- [TASK STATEMENT]: Transcribe each entry below exactly. Pictures do not go in the copy.

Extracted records
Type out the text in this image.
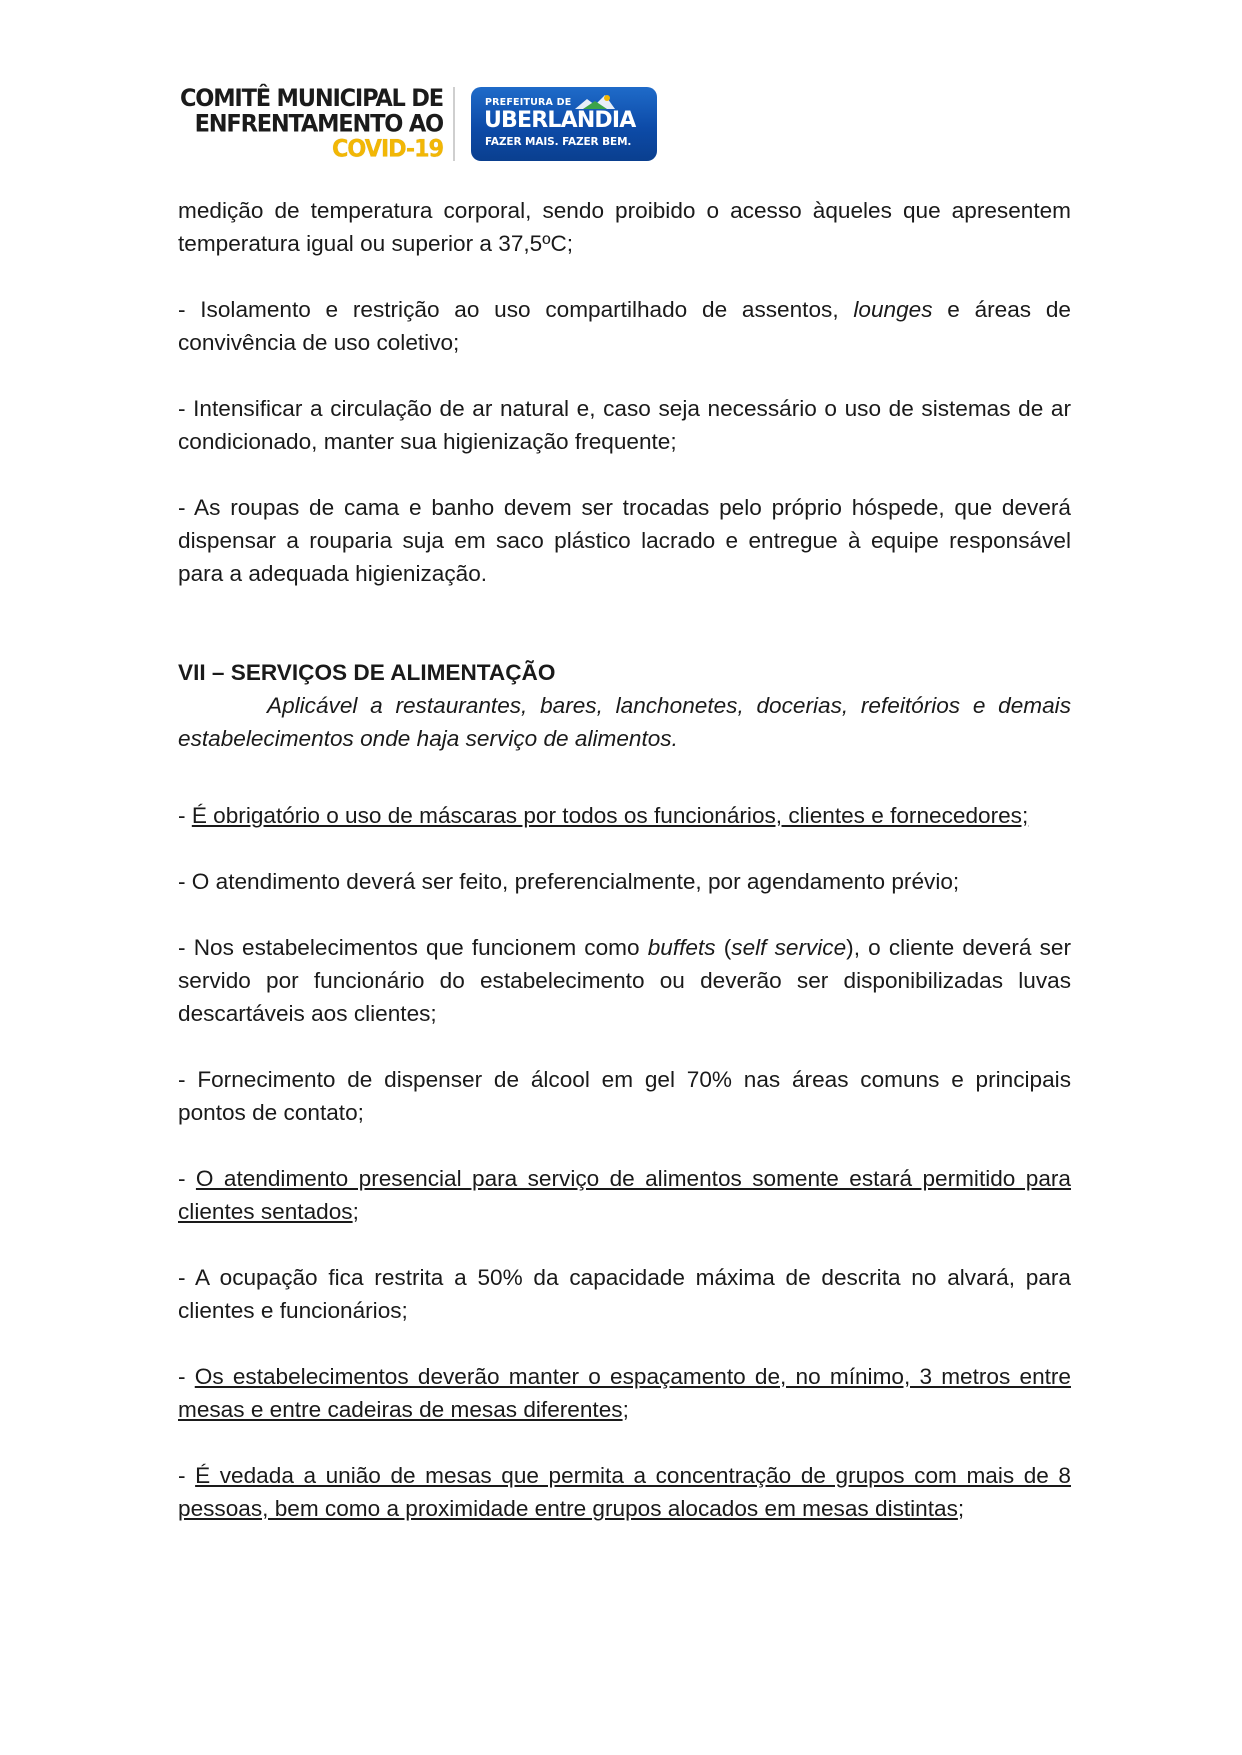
COMITÊ MUNICIPAL DE
ENFRENTAMENTO AO
COVID-19
PREFEITURA DE
UBERLANDIA
FAZER MAIS. FAZER BEM.

medição de temperatura corporal, sendo proibido o acesso àqueles que apresentem temperatura igual ou superior a 37,5ºC;

- Isolamento e restrição ao uso compartilhado de assentos, lounges e áreas de convivência de uso coletivo;

- Intensificar a circulação de ar natural e, caso seja necessário o uso de sistemas de ar condicionado, manter sua higienização frequente;

- As roupas de cama e banho devem ser trocadas pelo próprio hóspede, que deverá dispensar a rouparia suja em saco plástico lacrado e entregue à equipe responsável para a adequada higienização.

VII – SERVIÇOS DE ALIMENTAÇÃO

Aplicável a restaurantes, bares, lanchonetes, docerias, refeitórios e demais estabelecimentos onde haja serviço de alimentos.

- É obrigatório o uso de máscaras por todos os funcionários, clientes e fornecedores;

- O atendimento deverá ser feito, preferencialmente, por agendamento prévio;

- Nos estabelecimentos que funcionem como buffets (self service), o cliente deverá ser servido por funcionário do estabelecimento ou deverão ser disponibilizadas luvas descartáveis aos clientes;

- Fornecimento de dispenser de álcool em gel 70% nas áreas comuns e principais pontos de contato;

- O atendimento presencial para serviço de alimentos somente estará permitido para clientes sentados;

- A ocupação fica restrita a 50% da capacidade máxima de descrita no alvará, para clientes e funcionários;

- Os estabelecimentos deverão manter o espaçamento de, no mínimo, 3 metros entre mesas e entre cadeiras de mesas diferentes;

- É vedada a união de mesas que permita a concentração de grupos com mais de 8 pessoas, bem como a proximidade entre grupos alocados em mesas distintas;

- [EXERCISE ANSWER]:
Type out the text in this image.
COMITÊ MUNICIPAL DE
ENFRENTAMENTO AO
COVID-19
PREFEITURA DE
UBERLANDIA
FAZER MAIS. FAZER BEM.

medição de temperatura corporal, sendo proibido o acesso àqueles que apresentem temperatura igual ou superior a 37,5ºC;

- Isolamento e restrição ao uso compartilhado de assentos, lounges e áreas de convivência de uso coletivo;

- Intensificar a circulação de ar natural e, caso seja necessário o uso de sistemas de ar condicionado, manter sua higienização frequente;

- As roupas de cama e banho devem ser trocadas pelo próprio hóspede, que deverá dispensar a rouparia suja em saco plástico lacrado e entregue à equipe responsável para a adequada higienização.

VII – SERVIÇOS DE ALIMENTAÇÃO

Aplicável a restaurantes, bares, lanchonetes, docerias, refeitórios e demais estabelecimentos onde haja serviço de alimentos.

- É obrigatório o uso de máscaras por todos os funcionários, clientes e fornecedores;

- O atendimento deverá ser feito, preferencialmente, por agendamento prévio;

- Nos estabelecimentos que funcionem como buffets (self service), o cliente deverá ser servido por funcionário do estabelecimento ou deverão ser disponibilizadas luvas descartáveis aos clientes;

- Fornecimento de dispenser de álcool em gel 70% nas áreas comuns e principais pontos de contato;

- O atendimento presencial para serviço de alimentos somente estará permitido para clientes sentados;

- A ocupação fica restrita a 50% da capacidade máxima de descrita no alvará, para clientes e funcionários;

- Os estabelecimentos deverão manter o espaçamento de, no mínimo, 3 metros entre mesas e entre cadeiras de mesas diferentes;

- É vedada a união de mesas que permita a concentração de grupos com mais de 8 pessoas, bem como a proximidade entre grupos alocados em mesas distintas;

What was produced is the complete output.